Please list all lines of the material below in which the string "словно" occurs.

— Start of Information supplied —

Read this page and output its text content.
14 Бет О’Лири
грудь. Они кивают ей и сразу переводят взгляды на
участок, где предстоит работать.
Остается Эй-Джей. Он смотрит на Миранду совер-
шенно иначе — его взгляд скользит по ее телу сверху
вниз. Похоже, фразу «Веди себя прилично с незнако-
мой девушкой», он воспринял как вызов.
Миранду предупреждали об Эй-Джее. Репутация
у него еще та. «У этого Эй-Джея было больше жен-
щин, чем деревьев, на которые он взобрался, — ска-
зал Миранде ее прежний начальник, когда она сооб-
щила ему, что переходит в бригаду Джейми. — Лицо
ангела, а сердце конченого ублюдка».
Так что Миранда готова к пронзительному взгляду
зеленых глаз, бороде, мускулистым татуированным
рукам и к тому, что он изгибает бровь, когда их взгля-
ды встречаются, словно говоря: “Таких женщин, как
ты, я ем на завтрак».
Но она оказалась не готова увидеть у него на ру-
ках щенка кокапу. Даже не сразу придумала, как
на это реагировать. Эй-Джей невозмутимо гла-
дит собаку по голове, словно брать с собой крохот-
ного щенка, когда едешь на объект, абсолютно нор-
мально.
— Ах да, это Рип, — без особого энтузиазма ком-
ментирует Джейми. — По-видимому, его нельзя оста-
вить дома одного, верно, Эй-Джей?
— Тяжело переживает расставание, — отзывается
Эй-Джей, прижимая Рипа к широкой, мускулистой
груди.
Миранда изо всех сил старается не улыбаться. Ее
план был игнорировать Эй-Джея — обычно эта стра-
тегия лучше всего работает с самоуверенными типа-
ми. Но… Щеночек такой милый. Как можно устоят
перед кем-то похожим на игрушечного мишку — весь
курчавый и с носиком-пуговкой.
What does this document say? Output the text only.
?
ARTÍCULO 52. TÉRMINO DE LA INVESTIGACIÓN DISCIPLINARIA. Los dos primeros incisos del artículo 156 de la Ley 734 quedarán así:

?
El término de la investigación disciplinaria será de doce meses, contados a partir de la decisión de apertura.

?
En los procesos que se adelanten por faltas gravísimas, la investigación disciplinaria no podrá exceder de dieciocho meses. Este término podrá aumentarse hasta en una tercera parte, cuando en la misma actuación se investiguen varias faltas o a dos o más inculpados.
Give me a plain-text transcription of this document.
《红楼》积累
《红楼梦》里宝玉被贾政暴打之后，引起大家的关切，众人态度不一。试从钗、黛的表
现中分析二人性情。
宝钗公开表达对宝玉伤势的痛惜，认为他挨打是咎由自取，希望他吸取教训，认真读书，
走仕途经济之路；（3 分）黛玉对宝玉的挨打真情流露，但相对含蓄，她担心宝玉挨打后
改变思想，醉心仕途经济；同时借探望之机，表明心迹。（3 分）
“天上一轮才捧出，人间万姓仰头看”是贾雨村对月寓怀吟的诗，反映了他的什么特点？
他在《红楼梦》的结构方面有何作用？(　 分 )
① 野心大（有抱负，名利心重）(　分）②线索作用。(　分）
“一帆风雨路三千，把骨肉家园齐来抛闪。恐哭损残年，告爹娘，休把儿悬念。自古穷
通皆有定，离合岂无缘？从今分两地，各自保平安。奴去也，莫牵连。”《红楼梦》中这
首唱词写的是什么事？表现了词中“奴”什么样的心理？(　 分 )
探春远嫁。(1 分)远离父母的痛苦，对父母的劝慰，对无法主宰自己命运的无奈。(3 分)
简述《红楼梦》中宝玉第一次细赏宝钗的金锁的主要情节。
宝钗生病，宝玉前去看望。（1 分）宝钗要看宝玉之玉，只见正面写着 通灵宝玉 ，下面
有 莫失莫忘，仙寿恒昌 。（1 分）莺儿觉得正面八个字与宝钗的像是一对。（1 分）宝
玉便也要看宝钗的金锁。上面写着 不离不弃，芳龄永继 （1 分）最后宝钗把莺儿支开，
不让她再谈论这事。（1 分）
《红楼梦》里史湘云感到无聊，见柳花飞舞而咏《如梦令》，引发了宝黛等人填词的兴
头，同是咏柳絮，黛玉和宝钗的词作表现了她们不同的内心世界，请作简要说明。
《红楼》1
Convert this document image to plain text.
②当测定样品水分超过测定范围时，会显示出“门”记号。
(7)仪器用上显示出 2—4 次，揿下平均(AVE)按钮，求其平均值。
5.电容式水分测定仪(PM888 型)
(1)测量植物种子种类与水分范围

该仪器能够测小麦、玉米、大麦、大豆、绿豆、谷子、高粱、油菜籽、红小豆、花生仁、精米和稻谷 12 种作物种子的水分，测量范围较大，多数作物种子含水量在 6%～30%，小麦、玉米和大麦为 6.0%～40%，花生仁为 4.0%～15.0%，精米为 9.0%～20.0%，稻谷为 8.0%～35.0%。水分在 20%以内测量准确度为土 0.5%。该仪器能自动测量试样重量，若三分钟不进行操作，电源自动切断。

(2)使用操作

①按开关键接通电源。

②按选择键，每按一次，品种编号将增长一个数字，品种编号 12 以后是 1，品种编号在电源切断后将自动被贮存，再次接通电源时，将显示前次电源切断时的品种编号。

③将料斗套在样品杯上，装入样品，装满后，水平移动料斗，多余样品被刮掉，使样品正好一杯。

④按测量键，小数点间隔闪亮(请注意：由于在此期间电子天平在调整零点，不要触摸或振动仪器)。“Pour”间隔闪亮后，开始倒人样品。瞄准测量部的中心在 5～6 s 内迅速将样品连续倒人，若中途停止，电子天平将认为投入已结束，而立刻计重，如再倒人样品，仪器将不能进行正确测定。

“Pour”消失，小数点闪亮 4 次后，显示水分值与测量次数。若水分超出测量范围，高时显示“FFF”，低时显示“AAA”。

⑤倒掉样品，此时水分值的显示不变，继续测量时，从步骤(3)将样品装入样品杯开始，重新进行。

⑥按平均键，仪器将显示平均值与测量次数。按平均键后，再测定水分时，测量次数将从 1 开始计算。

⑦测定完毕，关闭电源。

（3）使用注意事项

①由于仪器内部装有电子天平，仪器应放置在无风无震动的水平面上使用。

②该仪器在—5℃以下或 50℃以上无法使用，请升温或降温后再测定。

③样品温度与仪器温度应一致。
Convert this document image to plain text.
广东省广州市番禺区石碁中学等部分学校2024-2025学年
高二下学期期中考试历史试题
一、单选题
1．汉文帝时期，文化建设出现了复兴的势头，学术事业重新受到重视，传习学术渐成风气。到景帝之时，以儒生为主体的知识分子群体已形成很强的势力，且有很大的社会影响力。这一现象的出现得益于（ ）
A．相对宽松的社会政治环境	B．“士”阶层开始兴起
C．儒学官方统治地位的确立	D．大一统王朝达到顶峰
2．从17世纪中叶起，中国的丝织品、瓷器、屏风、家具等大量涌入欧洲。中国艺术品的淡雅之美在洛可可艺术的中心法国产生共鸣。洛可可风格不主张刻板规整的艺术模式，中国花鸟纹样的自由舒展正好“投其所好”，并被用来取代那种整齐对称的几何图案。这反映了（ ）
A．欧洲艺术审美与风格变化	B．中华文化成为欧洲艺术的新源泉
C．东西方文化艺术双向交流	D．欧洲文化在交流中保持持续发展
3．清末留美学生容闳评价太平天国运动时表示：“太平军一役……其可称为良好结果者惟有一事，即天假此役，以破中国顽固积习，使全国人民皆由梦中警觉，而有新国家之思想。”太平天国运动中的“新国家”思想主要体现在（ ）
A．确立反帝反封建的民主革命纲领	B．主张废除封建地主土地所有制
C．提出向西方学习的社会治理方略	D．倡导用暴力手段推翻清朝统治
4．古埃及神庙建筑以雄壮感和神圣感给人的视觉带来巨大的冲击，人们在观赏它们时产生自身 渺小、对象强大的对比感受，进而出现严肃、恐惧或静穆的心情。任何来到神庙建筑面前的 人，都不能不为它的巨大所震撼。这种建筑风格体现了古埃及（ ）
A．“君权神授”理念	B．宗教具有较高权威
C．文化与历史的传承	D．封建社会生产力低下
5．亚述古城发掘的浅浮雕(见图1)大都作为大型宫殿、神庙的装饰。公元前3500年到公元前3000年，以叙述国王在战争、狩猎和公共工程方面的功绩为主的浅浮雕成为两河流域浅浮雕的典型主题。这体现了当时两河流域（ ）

— End of Information supplied —

▸ Written response:
ды встречаются, словно говоря: “Таких женщин, как
дит собаку по голове, словно брать с собой крохот-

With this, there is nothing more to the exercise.